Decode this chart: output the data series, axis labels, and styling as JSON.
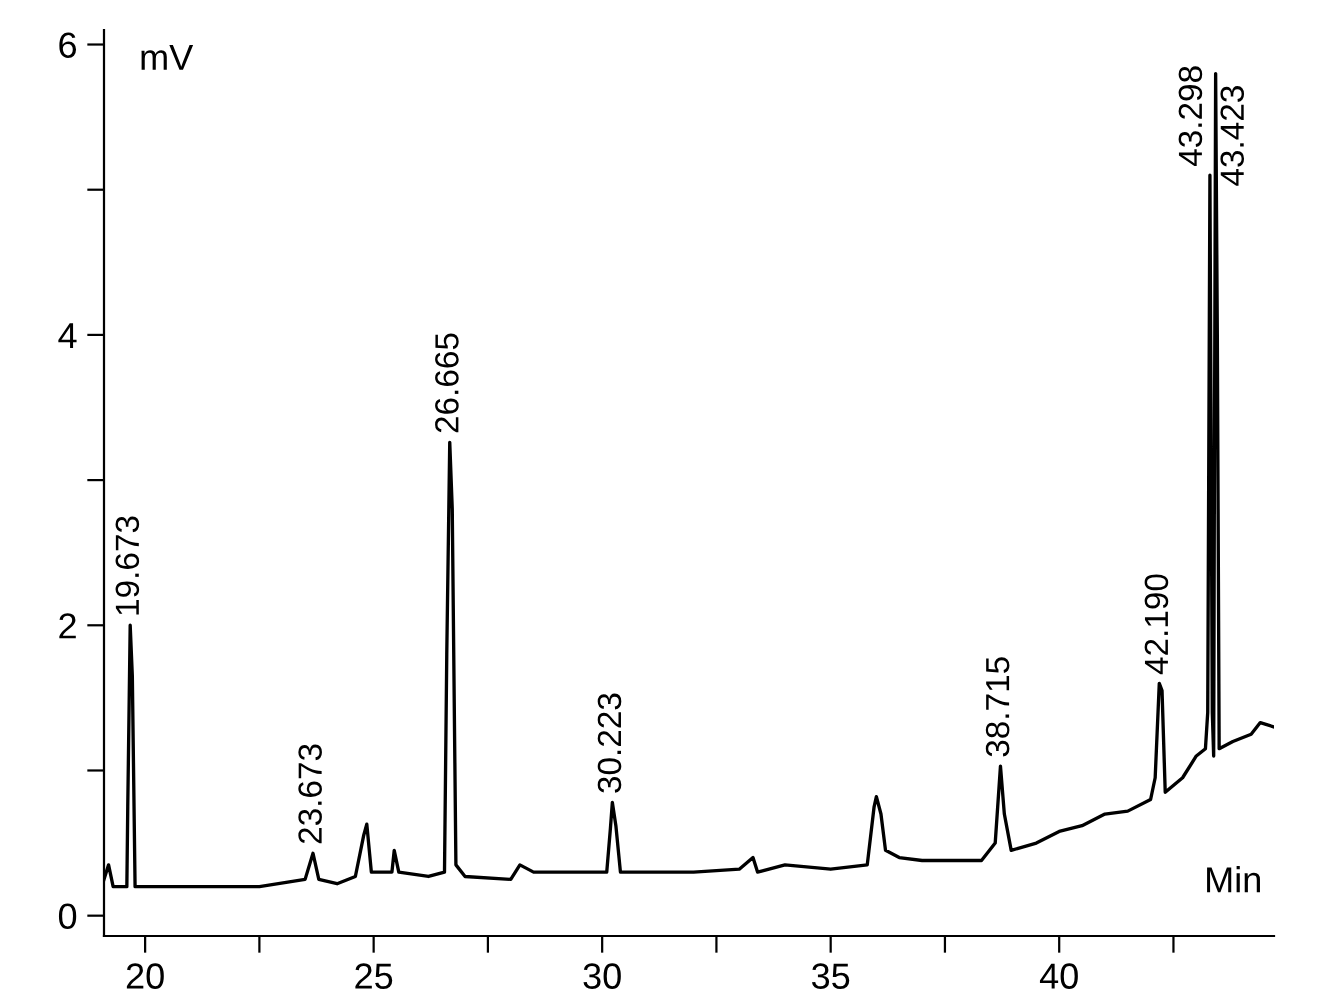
{
  "chart_data": {
    "type": "line",
    "xlabel": "Min",
    "ylabel": "mV",
    "xlim": [
      19.1,
      44.7
    ],
    "ylim": [
      -0.14,
      6.1
    ],
    "xticks": [
      20,
      {
        "value": 22.5,
        "label": null
      },
      25,
      {
        "value": 27.5,
        "label": null
      },
      30,
      {
        "value": 32.5,
        "label": null
      },
      35,
      {
        "value": 37.5,
        "label": null
      },
      40,
      {
        "value": 42.5,
        "label": null
      }
    ],
    "yticks": [
      0,
      {
        "value": 1,
        "label": null
      },
      2,
      {
        "value": 3,
        "label": null
      },
      4,
      {
        "value": 5,
        "label": null
      },
      6
    ],
    "grid": false,
    "legend": false,
    "series": [
      {
        "color": "#000000",
        "x": [
          19.1,
          19.2,
          19.3,
          19.6,
          19.62,
          19.673,
          19.72,
          19.78,
          20.5,
          21.5,
          22.5,
          23.5,
          23.673,
          23.8,
          24.2,
          24.6,
          24.78,
          24.85,
          24.95,
          25.4,
          25.45,
          25.55,
          26.2,
          26.55,
          26.6,
          26.665,
          26.72,
          26.8,
          27.0,
          28.0,
          28.2,
          28.5,
          29.0,
          29.5,
          30.1,
          30.18,
          30.223,
          30.3,
          30.4,
          31,
          32,
          33,
          33.3,
          33.4,
          34,
          35,
          35.8,
          35.95,
          36.0,
          36.1,
          36.2,
          36.5,
          37,
          38.3,
          38.6,
          38.715,
          38.8,
          38.95,
          39.5,
          40,
          40.5,
          41,
          41.5,
          42,
          42.1,
          42.19,
          42.25,
          42.32,
          42.7,
          43.0,
          43.2,
          43.25,
          43.298,
          43.35,
          43.38,
          43.4,
          43.423,
          43.46,
          43.5,
          43.8,
          44.2,
          44.4,
          44.7
        ],
        "values": [
          0.25,
          0.35,
          0.2,
          0.2,
          0.75,
          2.0,
          1.65,
          0.2,
          0.2,
          0.2,
          0.2,
          0.25,
          0.43,
          0.25,
          0.22,
          0.27,
          0.55,
          0.63,
          0.3,
          0.3,
          0.45,
          0.3,
          0.27,
          0.3,
          1.8,
          3.26,
          2.8,
          0.35,
          0.27,
          0.25,
          0.35,
          0.3,
          0.3,
          0.3,
          0.3,
          0.6,
          0.78,
          0.62,
          0.3,
          0.3,
          0.3,
          0.32,
          0.4,
          0.3,
          0.35,
          0.32,
          0.35,
          0.75,
          0.82,
          0.7,
          0.45,
          0.4,
          0.38,
          0.38,
          0.5,
          1.03,
          0.7,
          0.45,
          0.5,
          0.58,
          0.62,
          0.7,
          0.72,
          0.8,
          0.95,
          1.6,
          1.55,
          0.85,
          0.95,
          1.1,
          1.15,
          1.4,
          5.1,
          1.4,
          1.1,
          3.5,
          5.8,
          4.0,
          1.15,
          1.2,
          1.25,
          1.33,
          1.3
        ]
      }
    ],
    "annotations": [
      {
        "text": "19.673",
        "x": 19.673,
        "y": 2.0
      },
      {
        "text": "23.673",
        "x": 23.673,
        "y": 0.43
      },
      {
        "text": "26.665",
        "x": 26.665,
        "y": 3.26
      },
      {
        "text": "30.223",
        "x": 30.223,
        "y": 0.78
      },
      {
        "text": "38.715",
        "x": 38.715,
        "y": 1.03
      },
      {
        "text": "42.190",
        "x": 42.19,
        "y": 1.6
      },
      {
        "text": "43.298",
        "x": 43.298,
        "y": 5.1
      },
      {
        "text": "43.423",
        "x": 43.423,
        "y": 5.8
      }
    ]
  }
}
• • •
Description of the task: Drop the pictures and reproduce the rest of the entries above exactly.

Completed exercise:
Decode this chart: output the data series, axis labels, and styling as JSON.
{
  "chart_data": {
    "type": "line",
    "xlabel": "Min",
    "ylabel": "mV",
    "xlim": [
      19.1,
      44.7
    ],
    "ylim": [
      -0.14,
      6.1
    ],
    "xticks": [
      20,
      {
        "value": 22.5,
        "label": null
      },
      25,
      {
        "value": 27.5,
        "label": null
      },
      30,
      {
        "value": 32.5,
        "label": null
      },
      35,
      {
        "value": 37.5,
        "label": null
      },
      40,
      {
        "value": 42.5,
        "label": null
      }
    ],
    "yticks": [
      0,
      {
        "value": 1,
        "label": null
      },
      2,
      {
        "value": 3,
        "label": null
      },
      4,
      {
        "value": 5,
        "label": null
      },
      6
    ],
    "grid": false,
    "legend": false,
    "series": [
      {
        "color": "#000000",
        "x": [
          19.1,
          19.2,
          19.3,
          19.6,
          19.62,
          19.673,
          19.72,
          19.78,
          20.5,
          21.5,
          22.5,
          23.5,
          23.673,
          23.8,
          24.2,
          24.6,
          24.78,
          24.85,
          24.95,
          25.4,
          25.45,
          25.55,
          26.2,
          26.55,
          26.6,
          26.665,
          26.72,
          26.8,
          27.0,
          28.0,
          28.2,
          28.5,
          29.0,
          29.5,
          30.1,
          30.18,
          30.223,
          30.3,
          30.4,
          31,
          32,
          33,
          33.3,
          33.4,
          34,
          35,
          35.8,
          35.95,
          36.0,
          36.1,
          36.2,
          36.5,
          37,
          38.3,
          38.6,
          38.715,
          38.8,
          38.95,
          39.5,
          40,
          40.5,
          41,
          41.5,
          42,
          42.1,
          42.19,
          42.25,
          42.32,
          42.7,
          43.0,
          43.2,
          43.25,
          43.298,
          43.35,
          43.38,
          43.4,
          43.423,
          43.46,
          43.5,
          43.8,
          44.2,
          44.4,
          44.7
        ],
        "values": [
          0.25,
          0.35,
          0.2,
          0.2,
          0.75,
          2.0,
          1.65,
          0.2,
          0.2,
          0.2,
          0.2,
          0.25,
          0.43,
          0.25,
          0.22,
          0.27,
          0.55,
          0.63,
          0.3,
          0.3,
          0.45,
          0.3,
          0.27,
          0.3,
          1.8,
          3.26,
          2.8,
          0.35,
          0.27,
          0.25,
          0.35,
          0.3,
          0.3,
          0.3,
          0.3,
          0.6,
          0.78,
          0.62,
          0.3,
          0.3,
          0.3,
          0.32,
          0.4,
          0.3,
          0.35,
          0.32,
          0.35,
          0.75,
          0.82,
          0.7,
          0.45,
          0.4,
          0.38,
          0.38,
          0.5,
          1.03,
          0.7,
          0.45,
          0.5,
          0.58,
          0.62,
          0.7,
          0.72,
          0.8,
          0.95,
          1.6,
          1.55,
          0.85,
          0.95,
          1.1,
          1.15,
          1.4,
          5.1,
          1.4,
          1.1,
          3.5,
          5.8,
          4.0,
          1.15,
          1.2,
          1.25,
          1.33,
          1.3
        ]
      }
    ],
    "annotations": [
      {
        "text": "19.673",
        "x": 19.673,
        "y": 2.0
      },
      {
        "text": "23.673",
        "x": 23.673,
        "y": 0.43
      },
      {
        "text": "26.665",
        "x": 26.665,
        "y": 3.26
      },
      {
        "text": "30.223",
        "x": 30.223,
        "y": 0.78
      },
      {
        "text": "38.715",
        "x": 38.715,
        "y": 1.03
      },
      {
        "text": "42.190",
        "x": 42.19,
        "y": 1.6
      },
      {
        "text": "43.298",
        "x": 43.298,
        "y": 5.1
      },
      {
        "text": "43.423",
        "x": 43.423,
        "y": 5.8
      }
    ]
  }
}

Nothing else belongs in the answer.